■ Supplied material:
================================
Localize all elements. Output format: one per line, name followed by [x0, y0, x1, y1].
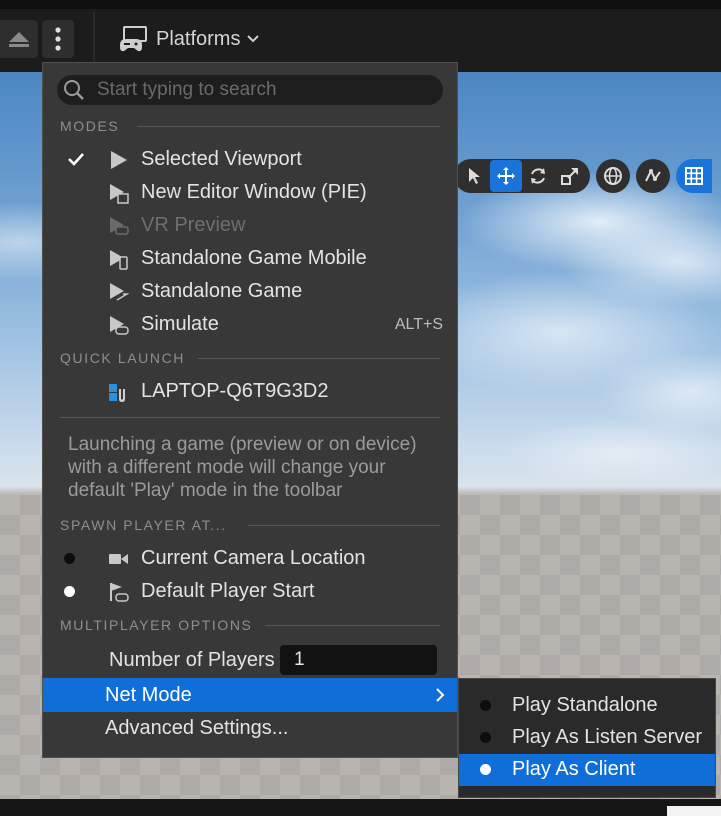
================================
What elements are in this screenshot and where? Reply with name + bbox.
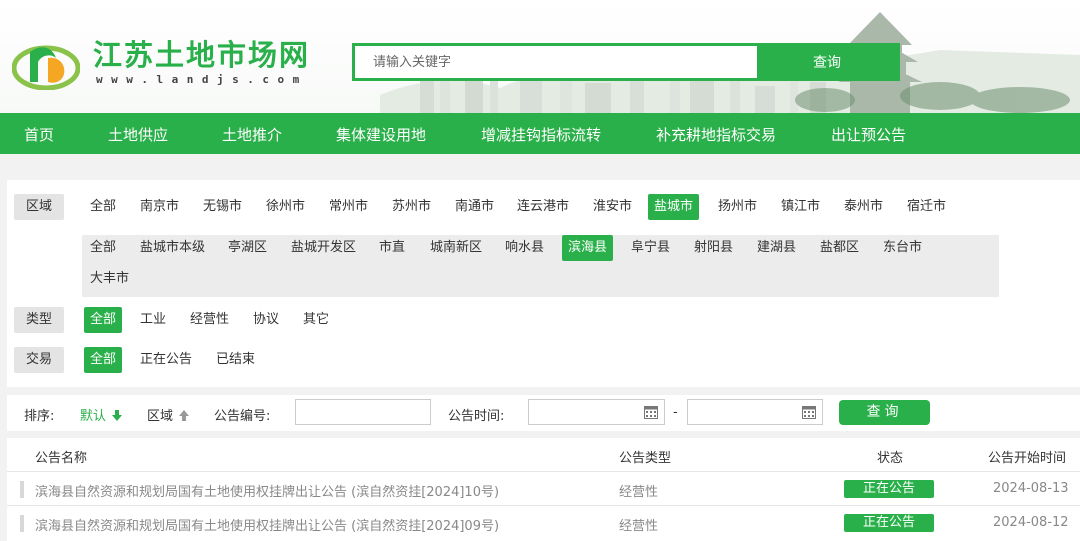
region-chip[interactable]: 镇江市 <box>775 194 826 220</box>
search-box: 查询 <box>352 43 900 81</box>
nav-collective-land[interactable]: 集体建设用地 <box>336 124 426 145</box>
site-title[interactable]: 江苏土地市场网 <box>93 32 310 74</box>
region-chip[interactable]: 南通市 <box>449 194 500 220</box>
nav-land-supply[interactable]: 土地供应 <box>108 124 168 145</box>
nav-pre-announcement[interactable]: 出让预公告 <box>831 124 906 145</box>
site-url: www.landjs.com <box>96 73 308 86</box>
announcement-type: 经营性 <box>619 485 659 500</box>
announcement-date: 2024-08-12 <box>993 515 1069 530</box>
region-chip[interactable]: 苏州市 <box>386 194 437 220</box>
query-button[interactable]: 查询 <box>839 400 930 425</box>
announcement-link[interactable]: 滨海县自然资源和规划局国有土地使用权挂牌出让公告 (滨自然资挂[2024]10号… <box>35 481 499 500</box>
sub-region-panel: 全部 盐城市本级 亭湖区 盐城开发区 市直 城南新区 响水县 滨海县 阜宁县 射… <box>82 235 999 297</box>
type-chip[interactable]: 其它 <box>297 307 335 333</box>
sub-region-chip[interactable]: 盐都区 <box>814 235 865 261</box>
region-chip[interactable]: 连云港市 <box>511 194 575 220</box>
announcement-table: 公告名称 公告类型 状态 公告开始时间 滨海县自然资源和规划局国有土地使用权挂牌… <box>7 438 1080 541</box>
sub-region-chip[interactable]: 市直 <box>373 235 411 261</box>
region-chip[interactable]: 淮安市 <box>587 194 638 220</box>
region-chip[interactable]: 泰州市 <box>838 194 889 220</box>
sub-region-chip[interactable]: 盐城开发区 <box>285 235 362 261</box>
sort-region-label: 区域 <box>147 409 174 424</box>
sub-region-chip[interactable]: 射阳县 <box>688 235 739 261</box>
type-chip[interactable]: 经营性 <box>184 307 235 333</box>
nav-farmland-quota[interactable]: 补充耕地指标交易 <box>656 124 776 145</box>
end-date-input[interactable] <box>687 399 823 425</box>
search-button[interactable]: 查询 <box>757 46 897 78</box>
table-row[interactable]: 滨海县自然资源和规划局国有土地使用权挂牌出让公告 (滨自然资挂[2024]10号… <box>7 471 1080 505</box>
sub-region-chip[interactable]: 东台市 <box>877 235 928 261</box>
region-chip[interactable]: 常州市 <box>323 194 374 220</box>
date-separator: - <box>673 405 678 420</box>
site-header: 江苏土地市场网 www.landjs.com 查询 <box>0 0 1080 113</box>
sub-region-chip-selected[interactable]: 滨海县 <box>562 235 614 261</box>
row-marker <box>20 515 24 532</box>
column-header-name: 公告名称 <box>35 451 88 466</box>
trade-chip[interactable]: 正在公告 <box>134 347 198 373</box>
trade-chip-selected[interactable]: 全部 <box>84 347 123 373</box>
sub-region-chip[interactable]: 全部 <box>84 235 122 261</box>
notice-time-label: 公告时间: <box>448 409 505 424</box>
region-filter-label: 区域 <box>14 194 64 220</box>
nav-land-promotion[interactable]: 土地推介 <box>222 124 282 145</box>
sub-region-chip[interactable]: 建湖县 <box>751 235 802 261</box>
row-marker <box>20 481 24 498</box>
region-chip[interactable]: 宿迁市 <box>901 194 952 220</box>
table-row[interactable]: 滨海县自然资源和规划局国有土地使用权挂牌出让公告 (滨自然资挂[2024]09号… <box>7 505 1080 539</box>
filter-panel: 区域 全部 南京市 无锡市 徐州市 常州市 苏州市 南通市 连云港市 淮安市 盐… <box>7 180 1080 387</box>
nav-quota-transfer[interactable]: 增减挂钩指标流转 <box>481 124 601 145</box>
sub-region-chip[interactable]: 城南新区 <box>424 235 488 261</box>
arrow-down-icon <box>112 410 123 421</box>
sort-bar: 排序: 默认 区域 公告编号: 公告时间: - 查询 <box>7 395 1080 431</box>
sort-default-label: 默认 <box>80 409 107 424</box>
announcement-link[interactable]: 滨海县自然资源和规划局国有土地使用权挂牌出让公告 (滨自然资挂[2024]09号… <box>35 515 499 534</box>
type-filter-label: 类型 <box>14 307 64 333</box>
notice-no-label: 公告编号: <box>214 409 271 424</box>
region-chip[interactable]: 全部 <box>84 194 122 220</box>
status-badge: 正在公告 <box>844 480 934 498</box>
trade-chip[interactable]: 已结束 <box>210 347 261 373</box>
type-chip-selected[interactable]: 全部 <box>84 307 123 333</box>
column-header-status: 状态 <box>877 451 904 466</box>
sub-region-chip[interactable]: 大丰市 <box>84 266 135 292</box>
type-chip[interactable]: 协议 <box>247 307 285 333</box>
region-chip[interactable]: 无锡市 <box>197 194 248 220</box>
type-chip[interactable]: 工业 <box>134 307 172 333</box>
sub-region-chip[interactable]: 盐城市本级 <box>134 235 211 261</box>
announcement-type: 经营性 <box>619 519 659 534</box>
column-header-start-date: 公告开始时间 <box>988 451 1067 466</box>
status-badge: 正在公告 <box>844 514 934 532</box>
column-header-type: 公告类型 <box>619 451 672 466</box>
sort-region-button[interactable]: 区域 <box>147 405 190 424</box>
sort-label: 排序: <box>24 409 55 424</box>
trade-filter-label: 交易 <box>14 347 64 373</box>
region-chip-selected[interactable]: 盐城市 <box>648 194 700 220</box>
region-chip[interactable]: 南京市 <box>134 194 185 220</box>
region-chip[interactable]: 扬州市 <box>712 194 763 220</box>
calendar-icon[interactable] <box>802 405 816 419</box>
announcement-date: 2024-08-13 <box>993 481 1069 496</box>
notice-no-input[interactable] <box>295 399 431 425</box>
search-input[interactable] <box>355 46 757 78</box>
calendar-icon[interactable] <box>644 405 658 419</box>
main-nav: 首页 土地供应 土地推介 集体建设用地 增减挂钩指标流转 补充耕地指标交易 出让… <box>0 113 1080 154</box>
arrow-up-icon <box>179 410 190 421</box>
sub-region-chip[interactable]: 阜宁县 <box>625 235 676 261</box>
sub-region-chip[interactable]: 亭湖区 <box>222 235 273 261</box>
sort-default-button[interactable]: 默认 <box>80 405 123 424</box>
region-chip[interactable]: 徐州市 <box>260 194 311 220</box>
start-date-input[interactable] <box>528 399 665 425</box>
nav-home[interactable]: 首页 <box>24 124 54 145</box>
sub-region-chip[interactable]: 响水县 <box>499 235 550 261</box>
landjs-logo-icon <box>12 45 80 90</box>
================================
Reproduce the material above word for word, starting at the line that contains "What elements are" and ending at the line that contains "region-chip[interactable]: 南通市 <box>449", with both of those lines included. Leave the pictures out.

What elements are in this screenshot and where? Reply with name + bbox.
region-chip[interactable]: 镇江市 <box>775 194 826 220</box>
search-box: 查询 <box>352 43 900 81</box>
nav-collective-land[interactable]: 集体建设用地 <box>336 124 426 145</box>
site-title[interactable]: 江苏土地市场网 <box>93 32 310 74</box>
region-chip[interactable]: 南通市 <box>449 194 500 220</box>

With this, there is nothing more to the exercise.